Requirement>
Exactly repeat the full listing that follows.

Data excerpts>
Start

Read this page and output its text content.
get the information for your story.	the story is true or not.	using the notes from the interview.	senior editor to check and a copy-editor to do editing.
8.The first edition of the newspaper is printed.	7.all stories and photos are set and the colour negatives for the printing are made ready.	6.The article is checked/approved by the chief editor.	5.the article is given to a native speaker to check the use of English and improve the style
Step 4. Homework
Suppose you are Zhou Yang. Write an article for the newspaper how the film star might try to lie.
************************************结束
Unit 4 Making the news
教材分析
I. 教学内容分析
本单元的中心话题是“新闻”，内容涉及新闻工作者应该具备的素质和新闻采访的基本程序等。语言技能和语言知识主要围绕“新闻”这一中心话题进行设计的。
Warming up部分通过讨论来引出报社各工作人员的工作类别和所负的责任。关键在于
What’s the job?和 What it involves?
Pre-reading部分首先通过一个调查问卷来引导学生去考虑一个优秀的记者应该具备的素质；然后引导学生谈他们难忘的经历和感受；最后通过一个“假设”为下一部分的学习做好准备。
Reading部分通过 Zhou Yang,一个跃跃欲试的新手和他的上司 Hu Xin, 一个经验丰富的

End

Right answer>
Read this page and output its text content.
get the information for your story.	the story is true or not.	using the notes from the interview.	senior editor to check and a copy-editor to do editing.
8.The first edition of the newspaper is printed.	7.all stories and photos are set and the colour negatives for the printing are made ready.	6.The article is checked/approved by the chief editor.	5.the article is given to a native speaker to check the use of English and improve the style
Step 4. Homework
Suppose you are Zhou Yang. Write an article for the newspaper how the film star might try to lie.
************************************结束
Unit 4 Making the news
教材分析
I. 教学内容分析
本单元的中心话题是“新闻”，内容涉及新闻工作者应该具备的素质和新闻采访的基本程序等。语言技能和语言知识主要围绕“新闻”这一中心话题进行设计的。
Warming up部分通过讨论来引出报社各工作人员的工作类别和所负的责任。关键在于
What’s the job?和 What it involves?
Pre-reading部分首先通过一个调查问卷来引导学生去考虑一个优秀的记者应该具备的素质；然后引导学生谈他们难忘的经历和感受；最后通过一个“假设”为下一部分的学习做好准备。
Reading部分通过 Zhou Yang,一个跃跃欲试的新手和他的上司 Hu Xin, 一个经验丰富的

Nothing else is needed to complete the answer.